(BRANO PROPOSTO)
****************

A guardar bene la debolezza di Umberto D. – e di altre opere di Zavattini e di De Sica – non sta nel finale, ma nell’impostazione dell’opera. La confusione, l’oscurità del finale sono la conseguenza del modo con cui sono stati concepiti la storia e i suoi per­sonaggi. In Umberto D.questo si vede più chiaramente: la città in cui il pensionato Umberto D. vive la sua vicenda è un seguito di volti, di apparizioni, dì figure sfuggen­ti, di palazzi, di autobus, di voci, che egli non comprende e non si spiega, ma che nem­meno l’autore riesce a comprendere e a definire limpidamente. Il regista ha reciso ogni filo che lega Umberto D. al suo ceto, al resto della sua classe, a quelli che lo hanno preceduto e a quelli che rimangono e che verranno; e rinuncia a individuare con esattez­za – o non gli è consentito? – le origini stesse del destino del suo eroe.

Messe così le cose il risultato non può essere che quello: la solitudine, la morte; unico barbaglio di salvezza resta l’istinto elementare, canino, di attaccamento alla vita. E il dramma non può che fermarsi alla denuncia angosciata, la quale non offre solu­zioni, perché non le ha, non le vede.

Altre volte abbiamo parlato della concezione del mondo ingenua, spaventata e mutila, che si ritrova anche nelle opere più efficaci del cinema realistico italiano. Umberto D. conferma questa osservazione.

Ciò non è per caso. Saremmo ingenui, a nostra volta, se dimenticassimo le condi­zioni singolari in cui questo cinema è nato, dovendo spezzare d’istinto, con forze acer­be e improvvisate, tutta una tradizione accademica dell’arte e della cultura italiana ultime, lottando contro l’oscurantismo più ottuso, che opera attraverso la censura uffi­ciale, il veto del produttore, l’intimidazione perfida, il boicottaggio. Nella misura in cui le forze nuove si aprivano la strada sulla scena nazionale e presentavano i loro proble­mi, questo cinema si è nutrito a tale linfa ed è fiorito. Ma è rimasto alla denuncia; per continuare a vivere e per crescere, ha bisogno oggi di approfondire le sue radici nel ter­reno nuovo, dove ha appena gettato i primi gracili fili. Saprà farlo? Sapremo dare a questi artisti l’appoggio, la critica schietta, il clima politico e culturale che li aiuti?

****************

(COMPITO PROPOSTO A)
Risponda alle seguenti domande sul brano dedicato a Umberto D.:
(i) Secondo il brano, dove risiede la debolezza di Umberto D., se non nel finale?
(ii) Quale unico barbaglio di salvezza resta al protagonista?
(iii) Attraverso quali mezzi opera l'oscurantismo contro cui questo cinema ha dovuto lottare?
(COMPITO PROPOSTO B)
Restituisca senza alcuna modifica tutto il brano su Umberto D. a partire da "Messe così le" fino a "non le vede." compreso.

Elenchi di regioni ed etichette:
****************

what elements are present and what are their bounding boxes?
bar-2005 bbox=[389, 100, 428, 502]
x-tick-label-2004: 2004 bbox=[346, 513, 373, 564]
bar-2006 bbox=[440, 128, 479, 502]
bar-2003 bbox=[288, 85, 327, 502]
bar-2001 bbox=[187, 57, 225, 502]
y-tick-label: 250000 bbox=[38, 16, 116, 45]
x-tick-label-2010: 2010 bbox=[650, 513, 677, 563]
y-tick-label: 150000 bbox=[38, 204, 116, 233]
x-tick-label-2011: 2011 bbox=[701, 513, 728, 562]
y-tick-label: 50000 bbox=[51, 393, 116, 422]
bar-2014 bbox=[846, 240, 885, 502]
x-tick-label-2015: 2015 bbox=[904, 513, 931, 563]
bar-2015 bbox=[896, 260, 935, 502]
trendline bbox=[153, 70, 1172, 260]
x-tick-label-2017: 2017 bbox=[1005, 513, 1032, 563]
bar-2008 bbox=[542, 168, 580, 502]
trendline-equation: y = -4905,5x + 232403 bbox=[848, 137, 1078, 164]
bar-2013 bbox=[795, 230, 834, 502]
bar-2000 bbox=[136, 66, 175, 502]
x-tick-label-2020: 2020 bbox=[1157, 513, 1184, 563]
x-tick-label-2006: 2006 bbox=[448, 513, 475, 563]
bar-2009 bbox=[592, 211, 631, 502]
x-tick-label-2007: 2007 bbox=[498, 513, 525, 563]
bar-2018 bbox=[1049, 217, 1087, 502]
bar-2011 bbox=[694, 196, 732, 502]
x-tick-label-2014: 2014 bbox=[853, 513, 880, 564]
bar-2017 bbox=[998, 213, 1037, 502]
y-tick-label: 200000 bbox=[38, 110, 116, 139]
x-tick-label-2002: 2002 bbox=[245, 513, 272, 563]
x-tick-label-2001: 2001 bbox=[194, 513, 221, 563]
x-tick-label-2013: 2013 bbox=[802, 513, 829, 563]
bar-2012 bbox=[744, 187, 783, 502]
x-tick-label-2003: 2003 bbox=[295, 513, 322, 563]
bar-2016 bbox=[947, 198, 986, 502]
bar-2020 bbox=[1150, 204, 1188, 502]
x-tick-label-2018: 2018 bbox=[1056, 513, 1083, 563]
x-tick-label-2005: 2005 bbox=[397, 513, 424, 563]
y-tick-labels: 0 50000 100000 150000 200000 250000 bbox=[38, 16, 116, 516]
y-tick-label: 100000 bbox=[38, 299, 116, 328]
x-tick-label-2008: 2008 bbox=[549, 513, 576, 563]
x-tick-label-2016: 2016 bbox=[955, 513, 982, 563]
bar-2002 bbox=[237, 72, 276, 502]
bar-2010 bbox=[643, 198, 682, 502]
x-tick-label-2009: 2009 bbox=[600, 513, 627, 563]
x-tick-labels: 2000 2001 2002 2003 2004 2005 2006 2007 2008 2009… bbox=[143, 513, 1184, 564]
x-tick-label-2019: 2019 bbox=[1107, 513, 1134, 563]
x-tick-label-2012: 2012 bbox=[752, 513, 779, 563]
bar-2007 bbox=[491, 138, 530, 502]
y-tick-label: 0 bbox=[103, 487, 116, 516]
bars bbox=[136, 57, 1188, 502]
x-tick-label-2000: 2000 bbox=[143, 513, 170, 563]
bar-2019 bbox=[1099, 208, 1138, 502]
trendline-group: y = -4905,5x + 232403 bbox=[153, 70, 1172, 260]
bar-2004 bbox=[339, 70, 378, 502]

****************

(RISPOSTA A)
(i) Nell'impostazione dell'opera.
(ii) L'istinto elementare, canino, di attaccamento alla vita.
(iii) La censura ufficiale, il veto del produttore, l'intimidazione perfida e il boicottaggio.

(RISPOSTA B)
Messe così le cose il risultato non può essere che quello: la solitudine, la morte; unico barbaglio di salvezza resta l’istinto elementare, canino, di attaccamento alla vita. E il dramma non può che fermarsi alla denuncia angosciata, la quale non offre solu­zioni, perché non le ha, non le vede.